TO BE DONE: Each entry below should be echoed exactly, with pictures omitted.

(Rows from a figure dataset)
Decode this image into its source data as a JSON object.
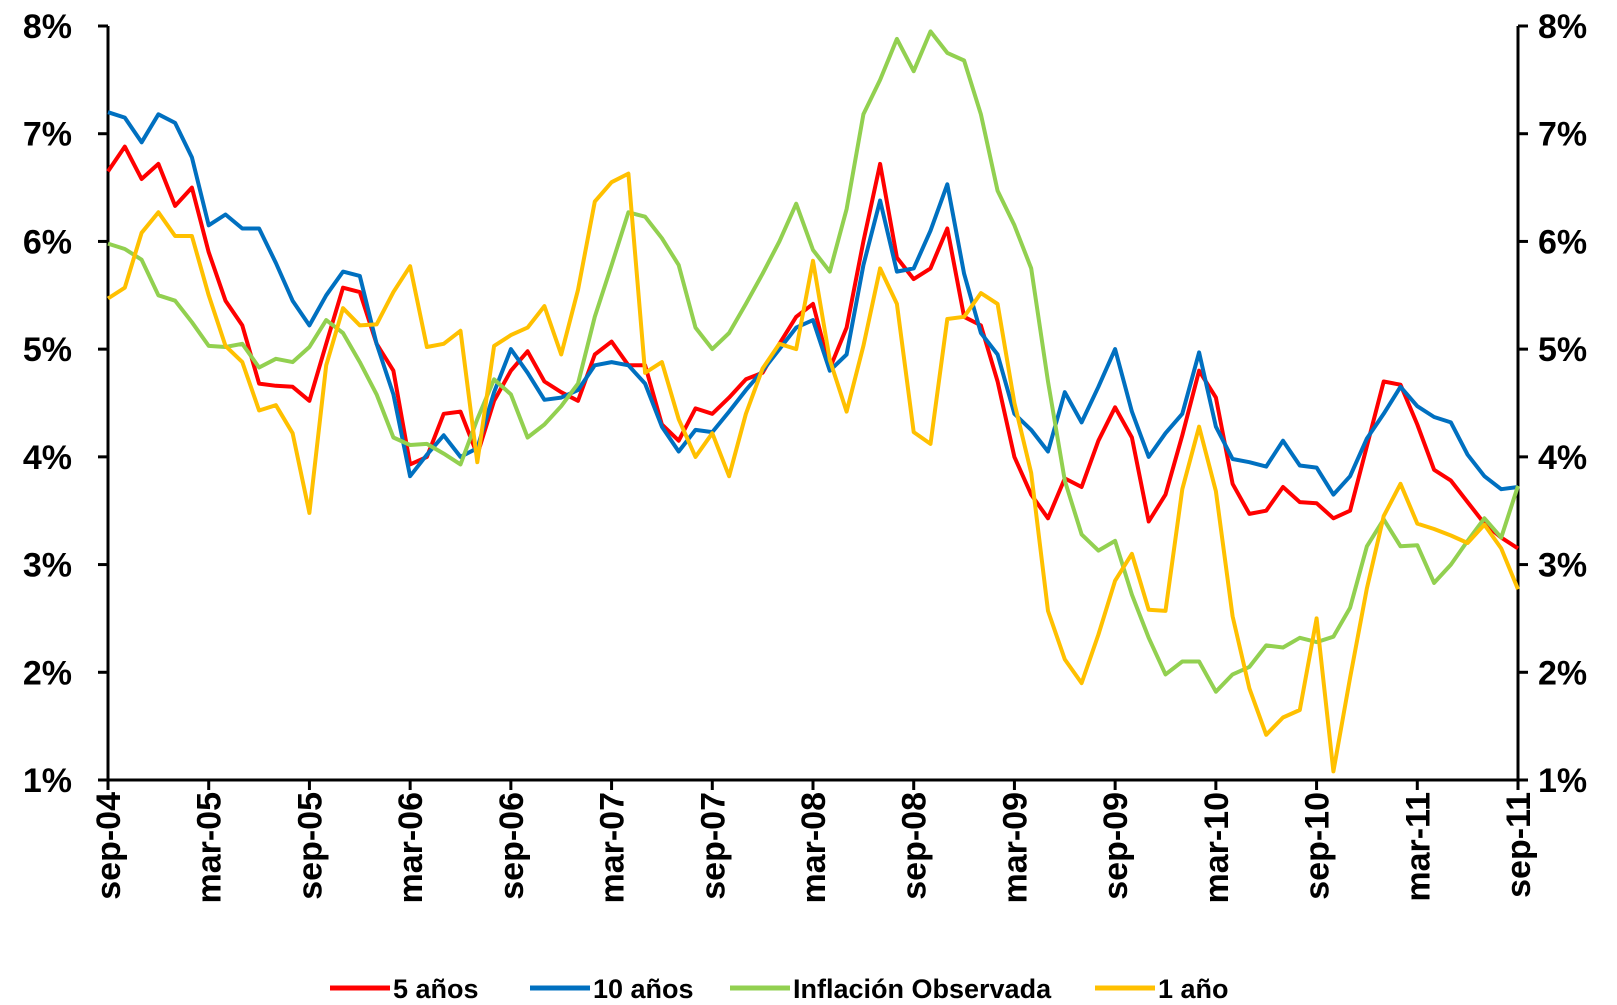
{
  "chart_data": {
    "type": "line",
    "title": "",
    "xlabel": "",
    "ylabel": "",
    "ylim": [
      1,
      8
    ],
    "x_tick_labels": [
      "sep-04",
      "mar-05",
      "sep-05",
      "mar-06",
      "sep-06",
      "mar-07",
      "sep-07",
      "mar-08",
      "sep-08",
      "mar-09",
      "sep-09",
      "mar-10",
      "sep-10",
      "mar-11",
      "sep-11"
    ],
    "y_tick_labels_left": [
      "1%",
      "2%",
      "3%",
      "4%",
      "5%",
      "6%",
      "7%",
      "8%"
    ],
    "y_tick_labels_right": [
      "1%",
      "2%",
      "3%",
      "4%",
      "5%",
      "6%",
      "7%",
      "8%"
    ],
    "legend_position": "bottom",
    "grid": false,
    "series": [
      {
        "name": "5 años",
        "color": "#ff0000",
        "values": [
          6.65,
          6.88,
          6.58,
          6.72,
          6.33,
          6.5,
          5.9,
          5.45,
          5.22,
          4.68,
          4.66,
          4.65,
          4.52,
          5.05,
          5.57,
          5.53,
          5.05,
          4.8,
          3.93,
          4.0,
          4.4,
          4.42,
          4.02,
          4.52,
          4.8,
          4.98,
          4.7,
          4.6,
          4.52,
          4.95,
          5.07,
          4.85,
          4.85,
          4.3,
          4.15,
          4.45,
          4.4,
          4.55,
          4.72,
          4.78,
          5.05,
          5.3,
          5.42,
          4.82,
          5.2,
          6.0,
          6.72,
          5.85,
          5.65,
          5.75,
          6.12,
          5.3,
          5.22,
          4.7,
          4.0,
          3.65,
          3.43,
          3.8,
          3.72,
          4.15,
          4.46,
          4.18,
          3.4,
          3.65,
          4.2,
          4.8,
          4.55,
          3.75,
          3.47,
          3.5,
          3.72,
          3.58,
          3.57,
          3.43,
          3.5,
          4.1,
          4.7,
          4.67,
          4.3,
          3.88,
          3.78,
          3.58,
          3.38,
          3.25,
          3.15
        ]
      },
      {
        "name": "10 años",
        "color": "#0070c0",
        "values": [
          7.2,
          7.15,
          6.92,
          7.18,
          7.1,
          6.78,
          6.15,
          6.25,
          6.12,
          6.12,
          5.8,
          5.45,
          5.22,
          5.5,
          5.72,
          5.68,
          5.05,
          4.58,
          3.82,
          4.02,
          4.2,
          4.0,
          4.08,
          4.6,
          5.0,
          4.78,
          4.53,
          4.55,
          4.62,
          4.85,
          4.88,
          4.85,
          4.68,
          4.28,
          4.05,
          4.25,
          4.23,
          4.42,
          4.62,
          4.8,
          5.0,
          5.2,
          5.27,
          4.8,
          4.95,
          5.78,
          6.38,
          5.72,
          5.75,
          6.1,
          6.53,
          5.7,
          5.15,
          4.95,
          4.4,
          4.25,
          4.05,
          4.6,
          4.32,
          4.65,
          5.0,
          4.42,
          4.0,
          4.22,
          4.4,
          4.97,
          4.28,
          3.98,
          3.95,
          3.91,
          4.15,
          3.92,
          3.9,
          3.65,
          3.82,
          4.17,
          4.4,
          4.65,
          4.47,
          4.37,
          4.32,
          4.02,
          3.82,
          3.7,
          3.72
        ]
      },
      {
        "name": "Inflación Observada",
        "color": "#92d050",
        "values": [
          5.98,
          5.93,
          5.83,
          5.5,
          5.45,
          5.25,
          5.03,
          5.02,
          5.05,
          4.83,
          4.91,
          4.88,
          5.02,
          5.27,
          5.15,
          4.88,
          4.58,
          4.18,
          4.11,
          4.12,
          4.03,
          3.93,
          4.35,
          4.72,
          4.58,
          4.18,
          4.3,
          4.47,
          4.68,
          5.3,
          5.78,
          6.27,
          6.23,
          6.03,
          5.78,
          5.2,
          5.0,
          5.15,
          5.42,
          5.7,
          6.0,
          6.35,
          5.92,
          5.72,
          6.3,
          7.18,
          7.5,
          7.88,
          7.58,
          7.95,
          7.75,
          7.68,
          7.18,
          6.47,
          6.15,
          5.75,
          4.7,
          3.78,
          3.28,
          3.13,
          3.22,
          2.72,
          2.32,
          1.98,
          2.1,
          2.1,
          1.82,
          1.98,
          2.05,
          2.25,
          2.23,
          2.32,
          2.28,
          2.33,
          2.6,
          3.17,
          3.42,
          3.17,
          3.18,
          2.83,
          3.0,
          3.22,
          3.43,
          3.25,
          3.73
        ]
      },
      {
        "name": "1 año",
        "color": "#ffc000",
        "values": [
          5.47,
          5.57,
          6.08,
          6.27,
          6.05,
          6.05,
          5.5,
          5.03,
          4.88,
          4.43,
          4.48,
          4.22,
          3.48,
          4.85,
          5.38,
          5.22,
          5.23,
          5.53,
          5.77,
          5.02,
          5.05,
          5.17,
          3.95,
          5.03,
          5.13,
          5.2,
          5.4,
          4.95,
          5.55,
          6.37,
          6.55,
          6.63,
          4.78,
          4.88,
          4.35,
          4.0,
          4.22,
          3.82,
          4.4,
          4.82,
          5.05,
          5.0,
          5.82,
          4.9,
          4.42,
          5.03,
          5.75,
          5.42,
          4.23,
          4.12,
          5.28,
          5.3,
          5.52,
          5.42,
          4.5,
          3.85,
          2.57,
          2.12,
          1.9,
          2.35,
          2.85,
          3.1,
          2.58,
          2.57,
          3.7,
          4.28,
          3.68,
          2.52,
          1.85,
          1.42,
          1.58,
          1.65,
          2.5,
          1.08,
          1.95,
          2.78,
          3.45,
          3.75,
          3.38,
          3.33,
          3.27,
          3.2,
          3.37,
          3.15,
          2.77
        ]
      }
    ]
  }
}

EXERCISE ANSWER:
Decode this image into its source data as a JSON object.
{
  "chart_data": {
    "type": "line",
    "title": "",
    "xlabel": "",
    "ylabel": "",
    "ylim": [
      1,
      8
    ],
    "x_tick_labels": [
      "sep-04",
      "mar-05",
      "sep-05",
      "mar-06",
      "sep-06",
      "mar-07",
      "sep-07",
      "mar-08",
      "sep-08",
      "mar-09",
      "sep-09",
      "mar-10",
      "sep-10",
      "mar-11",
      "sep-11"
    ],
    "y_tick_labels_left": [
      "1%",
      "2%",
      "3%",
      "4%",
      "5%",
      "6%",
      "7%",
      "8%"
    ],
    "y_tick_labels_right": [
      "1%",
      "2%",
      "3%",
      "4%",
      "5%",
      "6%",
      "7%",
      "8%"
    ],
    "legend_position": "bottom",
    "grid": false,
    "series": [
      {
        "name": "5 años",
        "color": "#ff0000",
        "values": [
          6.65,
          6.88,
          6.58,
          6.72,
          6.33,
          6.5,
          5.9,
          5.45,
          5.22,
          4.68,
          4.66,
          4.65,
          4.52,
          5.05,
          5.57,
          5.53,
          5.05,
          4.8,
          3.93,
          4.0,
          4.4,
          4.42,
          4.02,
          4.52,
          4.8,
          4.98,
          4.7,
          4.6,
          4.52,
          4.95,
          5.07,
          4.85,
          4.85,
          4.3,
          4.15,
          4.45,
          4.4,
          4.55,
          4.72,
          4.78,
          5.05,
          5.3,
          5.42,
          4.82,
          5.2,
          6.0,
          6.72,
          5.85,
          5.65,
          5.75,
          6.12,
          5.3,
          5.22,
          4.7,
          4.0,
          3.65,
          3.43,
          3.8,
          3.72,
          4.15,
          4.46,
          4.18,
          3.4,
          3.65,
          4.2,
          4.8,
          4.55,
          3.75,
          3.47,
          3.5,
          3.72,
          3.58,
          3.57,
          3.43,
          3.5,
          4.1,
          4.7,
          4.67,
          4.3,
          3.88,
          3.78,
          3.58,
          3.38,
          3.25,
          3.15
        ]
      },
      {
        "name": "10 años",
        "color": "#0070c0",
        "values": [
          7.2,
          7.15,
          6.92,
          7.18,
          7.1,
          6.78,
          6.15,
          6.25,
          6.12,
          6.12,
          5.8,
          5.45,
          5.22,
          5.5,
          5.72,
          5.68,
          5.05,
          4.58,
          3.82,
          4.02,
          4.2,
          4.0,
          4.08,
          4.6,
          5.0,
          4.78,
          4.53,
          4.55,
          4.62,
          4.85,
          4.88,
          4.85,
          4.68,
          4.28,
          4.05,
          4.25,
          4.23,
          4.42,
          4.62,
          4.8,
          5.0,
          5.2,
          5.27,
          4.8,
          4.95,
          5.78,
          6.38,
          5.72,
          5.75,
          6.1,
          6.53,
          5.7,
          5.15,
          4.95,
          4.4,
          4.25,
          4.05,
          4.6,
          4.32,
          4.65,
          5.0,
          4.42,
          4.0,
          4.22,
          4.4,
          4.97,
          4.28,
          3.98,
          3.95,
          3.91,
          4.15,
          3.92,
          3.9,
          3.65,
          3.82,
          4.17,
          4.4,
          4.65,
          4.47,
          4.37,
          4.32,
          4.02,
          3.82,
          3.7,
          3.72
        ]
      },
      {
        "name": "Inflación Observada",
        "color": "#92d050",
        "values": [
          5.98,
          5.93,
          5.83,
          5.5,
          5.45,
          5.25,
          5.03,
          5.02,
          5.05,
          4.83,
          4.91,
          4.88,
          5.02,
          5.27,
          5.15,
          4.88,
          4.58,
          4.18,
          4.11,
          4.12,
          4.03,
          3.93,
          4.35,
          4.72,
          4.58,
          4.18,
          4.3,
          4.47,
          4.68,
          5.3,
          5.78,
          6.27,
          6.23,
          6.03,
          5.78,
          5.2,
          5.0,
          5.15,
          5.42,
          5.7,
          6.0,
          6.35,
          5.92,
          5.72,
          6.3,
          7.18,
          7.5,
          7.88,
          7.58,
          7.95,
          7.75,
          7.68,
          7.18,
          6.47,
          6.15,
          5.75,
          4.7,
          3.78,
          3.28,
          3.13,
          3.22,
          2.72,
          2.32,
          1.98,
          2.1,
          2.1,
          1.82,
          1.98,
          2.05,
          2.25,
          2.23,
          2.32,
          2.28,
          2.33,
          2.6,
          3.17,
          3.42,
          3.17,
          3.18,
          2.83,
          3.0,
          3.22,
          3.43,
          3.25,
          3.73
        ]
      },
      {
        "name": "1 año",
        "color": "#ffc000",
        "values": [
          5.47,
          5.57,
          6.08,
          6.27,
          6.05,
          6.05,
          5.5,
          5.03,
          4.88,
          4.43,
          4.48,
          4.22,
          3.48,
          4.85,
          5.38,
          5.22,
          5.23,
          5.53,
          5.77,
          5.02,
          5.05,
          5.17,
          3.95,
          5.03,
          5.13,
          5.2,
          5.4,
          4.95,
          5.55,
          6.37,
          6.55,
          6.63,
          4.78,
          4.88,
          4.35,
          4.0,
          4.22,
          3.82,
          4.4,
          4.82,
          5.05,
          5.0,
          5.82,
          4.9,
          4.42,
          5.03,
          5.75,
          5.42,
          4.23,
          4.12,
          5.28,
          5.3,
          5.52,
          5.42,
          4.5,
          3.85,
          2.57,
          2.12,
          1.9,
          2.35,
          2.85,
          3.1,
          2.58,
          2.57,
          3.7,
          4.28,
          3.68,
          2.52,
          1.85,
          1.42,
          1.58,
          1.65,
          2.5,
          1.08,
          1.95,
          2.78,
          3.45,
          3.75,
          3.38,
          3.33,
          3.27,
          3.2,
          3.37,
          3.15,
          2.77
        ]
      }
    ]
  }
}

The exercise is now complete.